> _Information shown_:
╔══
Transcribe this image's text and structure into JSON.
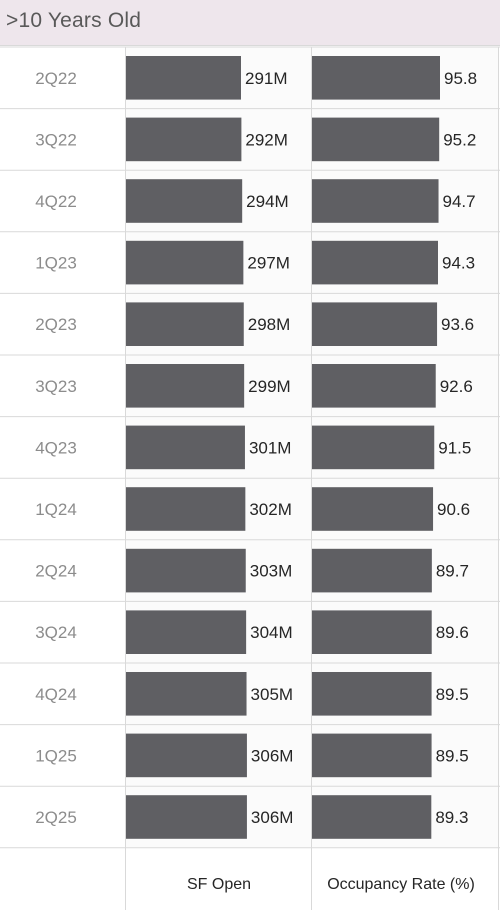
{
  "header": {
    "title": ">10 Years Old"
  },
  "colors": {
    "bar": "#5f5f63",
    "grid": "#d9d9d9",
    "header_bg": "#eee6ec"
  },
  "chart_data": {
    "type": "bar",
    "orientation": "horizontal",
    "categories": [
      "2Q22",
      "3Q22",
      "4Q22",
      "1Q23",
      "2Q23",
      "3Q23",
      "4Q23",
      "1Q24",
      "2Q24",
      "3Q24",
      "4Q24",
      "1Q25",
      "2Q25"
    ],
    "panels": [
      {
        "id": "sf-open",
        "title": "SF Open",
        "values": [
          291,
          292,
          294,
          297,
          298,
          299,
          301,
          302,
          303,
          304,
          305,
          306,
          306
        ],
        "labels": [
          "291M",
          "292M",
          "294M",
          "297M",
          "298M",
          "299M",
          "301M",
          "302M",
          "303M",
          "304M",
          "305M",
          "306M",
          "306M"
        ],
        "xlim": [
          0,
          360
        ]
      },
      {
        "id": "occupancy-rate",
        "title": "Occupancy Rate (%)",
        "values": [
          95.8,
          95.2,
          94.7,
          94.3,
          93.6,
          92.6,
          91.5,
          90.6,
          89.7,
          89.6,
          89.5,
          89.5,
          89.3
        ],
        "labels": [
          "95.8",
          "95.2",
          "94.7",
          "94.3",
          "93.6",
          "92.6",
          "91.5",
          "90.6",
          "89.7",
          "89.6",
          "89.5",
          "89.5",
          "89.3"
        ],
        "xlim": [
          0,
          103
        ]
      }
    ]
  }
}
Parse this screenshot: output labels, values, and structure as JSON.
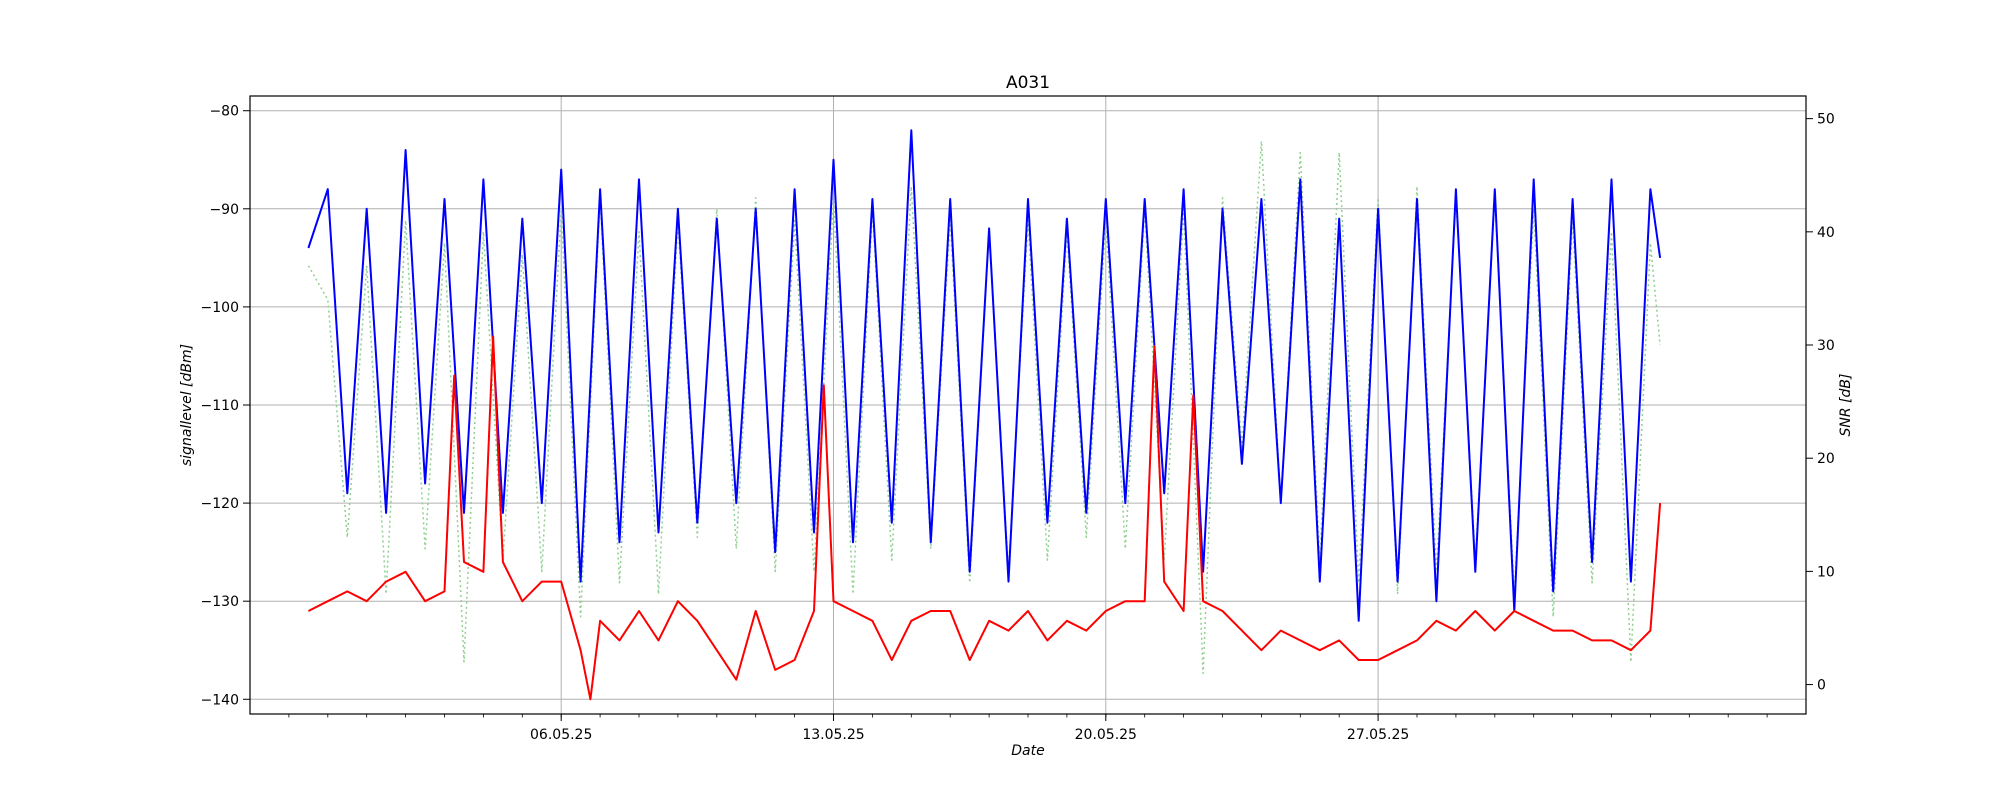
{
  "chart_data": {
    "type": "line",
    "title": "A031",
    "xlabel": "Date",
    "ylabel_left": "signallevel [dBm]",
    "ylabel_right": "SNR [dB]",
    "x_range": [
      "2025-04-28",
      "2025-06-07"
    ],
    "x_ticks": [
      {
        "date": "2025-05-06",
        "label": "06.05.25"
      },
      {
        "date": "2025-05-13",
        "label": "13.05.25"
      },
      {
        "date": "2025-05-20",
        "label": "20.05.25"
      },
      {
        "date": "2025-05-27",
        "label": "27.05.25"
      }
    ],
    "ylim_left": [
      -141.5,
      -78.5
    ],
    "yticks_left": [
      -80,
      -90,
      -100,
      -110,
      -120,
      -130,
      -140
    ],
    "ylim_right": [
      -2.6,
      52
    ],
    "yticks_right": [
      50,
      40,
      30,
      20,
      10,
      0
    ],
    "grid": true,
    "series": [
      {
        "axis": "left",
        "color": "#0000ff",
        "style": "solid",
        "width": 2,
        "points": [
          [
            "2025-04-29 12:00",
            -94
          ],
          [
            "2025-04-30 00:00",
            -88
          ],
          [
            "2025-04-30 12:00",
            -119
          ],
          [
            "2025-05-01 00:00",
            -90
          ],
          [
            "2025-05-01 12:00",
            -121
          ],
          [
            "2025-05-02 00:00",
            -84
          ],
          [
            "2025-05-02 12:00",
            -118
          ],
          [
            "2025-05-03 00:00",
            -89
          ],
          [
            "2025-05-03 12:00",
            -121
          ],
          [
            "2025-05-04 00:00",
            -87
          ],
          [
            "2025-05-04 12:00",
            -121
          ],
          [
            "2025-05-05 00:00",
            -91
          ],
          [
            "2025-05-05 12:00",
            -120
          ],
          [
            "2025-05-06 00:00",
            -86
          ],
          [
            "2025-05-06 12:00",
            -128
          ],
          [
            "2025-05-07 00:00",
            -88
          ],
          [
            "2025-05-07 12:00",
            -124
          ],
          [
            "2025-05-08 00:00",
            -87
          ],
          [
            "2025-05-08 12:00",
            -123
          ],
          [
            "2025-05-09 00:00",
            -90
          ],
          [
            "2025-05-09 12:00",
            -122
          ],
          [
            "2025-05-10 00:00",
            -91
          ],
          [
            "2025-05-10 12:00",
            -120
          ],
          [
            "2025-05-11 00:00",
            -90
          ],
          [
            "2025-05-11 12:00",
            -125
          ],
          [
            "2025-05-12 00:00",
            -88
          ],
          [
            "2025-05-12 12:00",
            -123
          ],
          [
            "2025-05-13 00:00",
            -85
          ],
          [
            "2025-05-13 12:00",
            -124
          ],
          [
            "2025-05-14 00:00",
            -89
          ],
          [
            "2025-05-14 12:00",
            -122
          ],
          [
            "2025-05-15 00:00",
            -82
          ],
          [
            "2025-05-15 12:00",
            -124
          ],
          [
            "2025-05-16 00:00",
            -89
          ],
          [
            "2025-05-16 12:00",
            -127
          ],
          [
            "2025-05-17 00:00",
            -92
          ],
          [
            "2025-05-17 12:00",
            -128
          ],
          [
            "2025-05-18 00:00",
            -89
          ],
          [
            "2025-05-18 12:00",
            -122
          ],
          [
            "2025-05-19 00:00",
            -91
          ],
          [
            "2025-05-19 12:00",
            -121
          ],
          [
            "2025-05-20 00:00",
            -89
          ],
          [
            "2025-05-20 12:00",
            -120
          ],
          [
            "2025-05-21 00:00",
            -89
          ],
          [
            "2025-05-21 12:00",
            -119
          ],
          [
            "2025-05-22 00:00",
            -88
          ],
          [
            "2025-05-22 12:00",
            -127
          ],
          [
            "2025-05-23 00:00",
            -90
          ],
          [
            "2025-05-23 12:00",
            -116
          ],
          [
            "2025-05-24 00:00",
            -89
          ],
          [
            "2025-05-24 12:00",
            -120
          ],
          [
            "2025-05-25 00:00",
            -87
          ],
          [
            "2025-05-25 12:00",
            -128
          ],
          [
            "2025-05-26 00:00",
            -91
          ],
          [
            "2025-05-26 12:00",
            -132
          ],
          [
            "2025-05-27 00:00",
            -90
          ],
          [
            "2025-05-27 12:00",
            -128
          ],
          [
            "2025-05-28 00:00",
            -89
          ],
          [
            "2025-05-28 12:00",
            -130
          ],
          [
            "2025-05-29 00:00",
            -88
          ],
          [
            "2025-05-29 12:00",
            -127
          ],
          [
            "2025-05-30 00:00",
            -88
          ],
          [
            "2025-05-30 12:00",
            -131
          ],
          [
            "2025-05-31 00:00",
            -87
          ],
          [
            "2025-05-31 12:00",
            -129
          ],
          [
            "2025-06-01 00:00",
            -89
          ],
          [
            "2025-06-01 12:00",
            -126
          ],
          [
            "2025-06-02 00:00",
            -87
          ],
          [
            "2025-06-02 12:00",
            -128
          ],
          [
            "2025-06-03 00:00",
            -88
          ],
          [
            "2025-06-03 06:00",
            -95
          ]
        ]
      },
      {
        "axis": "right",
        "color": "#8fd08f",
        "style": "dotted",
        "width": 1.5,
        "points": [
          [
            "2025-04-29 12:00",
            37
          ],
          [
            "2025-04-30 00:00",
            34
          ],
          [
            "2025-04-30 12:00",
            13
          ],
          [
            "2025-05-01 00:00",
            37
          ],
          [
            "2025-05-01 12:00",
            8
          ],
          [
            "2025-05-02 00:00",
            41
          ],
          [
            "2025-05-02 12:00",
            12
          ],
          [
            "2025-05-03 00:00",
            39
          ],
          [
            "2025-05-03 12:00",
            2
          ],
          [
            "2025-05-04 00:00",
            40
          ],
          [
            "2025-05-04 12:00",
            11
          ],
          [
            "2025-05-05 00:00",
            38
          ],
          [
            "2025-05-05 12:00",
            10
          ],
          [
            "2025-05-06 00:00",
            42
          ],
          [
            "2025-05-06 12:00",
            6
          ],
          [
            "2025-05-07 00:00",
            43
          ],
          [
            "2025-05-07 12:00",
            9
          ],
          [
            "2025-05-08 00:00",
            40
          ],
          [
            "2025-05-08 12:00",
            8
          ],
          [
            "2025-05-09 00:00",
            41
          ],
          [
            "2025-05-09 12:00",
            13
          ],
          [
            "2025-05-10 00:00",
            42
          ],
          [
            "2025-05-10 12:00",
            12
          ],
          [
            "2025-05-11 00:00",
            43
          ],
          [
            "2025-05-11 12:00",
            10
          ],
          [
            "2025-05-12 00:00",
            41
          ],
          [
            "2025-05-12 12:00",
            10
          ],
          [
            "2025-05-13 00:00",
            43
          ],
          [
            "2025-05-13 12:00",
            8
          ],
          [
            "2025-05-14 00:00",
            42
          ],
          [
            "2025-05-14 12:00",
            11
          ],
          [
            "2025-05-15 00:00",
            44
          ],
          [
            "2025-05-15 12:00",
            12
          ],
          [
            "2025-05-16 00:00",
            41
          ],
          [
            "2025-05-16 12:00",
            9
          ],
          [
            "2025-05-17 00:00",
            40
          ],
          [
            "2025-05-17 12:00",
            10
          ],
          [
            "2025-05-18 00:00",
            41
          ],
          [
            "2025-05-18 12:00",
            11
          ],
          [
            "2025-05-19 00:00",
            40
          ],
          [
            "2025-05-19 12:00",
            13
          ],
          [
            "2025-05-20 00:00",
            41
          ],
          [
            "2025-05-20 12:00",
            12
          ],
          [
            "2025-05-21 00:00",
            42
          ],
          [
            "2025-05-21 12:00",
            11
          ],
          [
            "2025-05-22 00:00",
            42
          ],
          [
            "2025-05-22 12:00",
            1
          ],
          [
            "2025-05-23 00:00",
            43
          ],
          [
            "2025-05-23 12:00",
            21
          ],
          [
            "2025-05-24 00:00",
            48
          ],
          [
            "2025-05-24 12:00",
            16
          ],
          [
            "2025-05-25 00:00",
            47
          ],
          [
            "2025-05-25 12:00",
            11
          ],
          [
            "2025-05-26 00:00",
            47
          ],
          [
            "2025-05-26 12:00",
            9
          ],
          [
            "2025-05-27 00:00",
            43
          ],
          [
            "2025-05-27 12:00",
            8
          ],
          [
            "2025-05-28 00:00",
            44
          ],
          [
            "2025-05-28 12:00",
            10
          ],
          [
            "2025-05-29 00:00",
            43
          ],
          [
            "2025-05-29 12:00",
            11
          ],
          [
            "2025-05-30 00:00",
            43
          ],
          [
            "2025-05-30 12:00",
            8
          ],
          [
            "2025-05-31 00:00",
            42
          ],
          [
            "2025-05-31 12:00",
            6
          ],
          [
            "2025-06-01 00:00",
            41
          ],
          [
            "2025-06-01 12:00",
            9
          ],
          [
            "2025-06-02 00:00",
            40
          ],
          [
            "2025-06-02 12:00",
            2
          ],
          [
            "2025-06-03 00:00",
            39
          ],
          [
            "2025-06-03 06:00",
            30
          ]
        ]
      },
      {
        "axis": "left",
        "color": "#ff0000",
        "style": "solid",
        "width": 2,
        "points": [
          [
            "2025-04-29 12:00",
            -131
          ],
          [
            "2025-04-30 00:00",
            -130
          ],
          [
            "2025-04-30 12:00",
            -129
          ],
          [
            "2025-05-01 00:00",
            -130
          ],
          [
            "2025-05-01 12:00",
            -128
          ],
          [
            "2025-05-02 00:00",
            -127
          ],
          [
            "2025-05-02 12:00",
            -130
          ],
          [
            "2025-05-03 00:00",
            -129
          ],
          [
            "2025-05-03 06:00",
            -107
          ],
          [
            "2025-05-03 12:00",
            -126
          ],
          [
            "2025-05-04 00:00",
            -127
          ],
          [
            "2025-05-04 06:00",
            -103
          ],
          [
            "2025-05-04 12:00",
            -126
          ],
          [
            "2025-05-05 00:00",
            -130
          ],
          [
            "2025-05-05 12:00",
            -128
          ],
          [
            "2025-05-06 00:00",
            -128
          ],
          [
            "2025-05-06 12:00",
            -135
          ],
          [
            "2025-05-06 18:00",
            -140
          ],
          [
            "2025-05-07 00:00",
            -132
          ],
          [
            "2025-05-07 12:00",
            -134
          ],
          [
            "2025-05-08 00:00",
            -131
          ],
          [
            "2025-05-08 12:00",
            -134
          ],
          [
            "2025-05-09 00:00",
            -130
          ],
          [
            "2025-05-09 12:00",
            -132
          ],
          [
            "2025-05-10 00:00",
            -135
          ],
          [
            "2025-05-10 12:00",
            -138
          ],
          [
            "2025-05-11 00:00",
            -131
          ],
          [
            "2025-05-11 12:00",
            -137
          ],
          [
            "2025-05-12 00:00",
            -136
          ],
          [
            "2025-05-12 12:00",
            -131
          ],
          [
            "2025-05-12 18:00",
            -108
          ],
          [
            "2025-05-13 00:00",
            -130
          ],
          [
            "2025-05-13 12:00",
            -131
          ],
          [
            "2025-05-14 00:00",
            -132
          ],
          [
            "2025-05-14 12:00",
            -136
          ],
          [
            "2025-05-15 00:00",
            -132
          ],
          [
            "2025-05-15 12:00",
            -131
          ],
          [
            "2025-05-16 00:00",
            -131
          ],
          [
            "2025-05-16 12:00",
            -136
          ],
          [
            "2025-05-17 00:00",
            -132
          ],
          [
            "2025-05-17 12:00",
            -133
          ],
          [
            "2025-05-18 00:00",
            -131
          ],
          [
            "2025-05-18 12:00",
            -134
          ],
          [
            "2025-05-19 00:00",
            -132
          ],
          [
            "2025-05-19 12:00",
            -133
          ],
          [
            "2025-05-20 00:00",
            -131
          ],
          [
            "2025-05-20 12:00",
            -130
          ],
          [
            "2025-05-21 00:00",
            -130
          ],
          [
            "2025-05-21 06:00",
            -104
          ],
          [
            "2025-05-21 12:00",
            -128
          ],
          [
            "2025-05-22 00:00",
            -131
          ],
          [
            "2025-05-22 06:00",
            -109
          ],
          [
            "2025-05-22 12:00",
            -130
          ],
          [
            "2025-05-23 00:00",
            -131
          ],
          [
            "2025-05-23 12:00",
            -133
          ],
          [
            "2025-05-24 00:00",
            -135
          ],
          [
            "2025-05-24 12:00",
            -133
          ],
          [
            "2025-05-25 00:00",
            -134
          ],
          [
            "2025-05-25 12:00",
            -135
          ],
          [
            "2025-05-26 00:00",
            -134
          ],
          [
            "2025-05-26 12:00",
            -136
          ],
          [
            "2025-05-27 00:00",
            -136
          ],
          [
            "2025-05-27 12:00",
            -135
          ],
          [
            "2025-05-28 00:00",
            -134
          ],
          [
            "2025-05-28 12:00",
            -132
          ],
          [
            "2025-05-29 00:00",
            -133
          ],
          [
            "2025-05-29 12:00",
            -131
          ],
          [
            "2025-05-30 00:00",
            -133
          ],
          [
            "2025-05-30 12:00",
            -131
          ],
          [
            "2025-05-31 00:00",
            -132
          ],
          [
            "2025-05-31 12:00",
            -133
          ],
          [
            "2025-06-01 00:00",
            -133
          ],
          [
            "2025-06-01 12:00",
            -134
          ],
          [
            "2025-06-02 00:00",
            -134
          ],
          [
            "2025-06-02 12:00",
            -135
          ],
          [
            "2025-06-03 00:00",
            -133
          ],
          [
            "2025-06-03 06:00",
            -120
          ]
        ]
      }
    ]
  }
}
╚══
Your answer should be a single number: the count of lines that contain "this".

2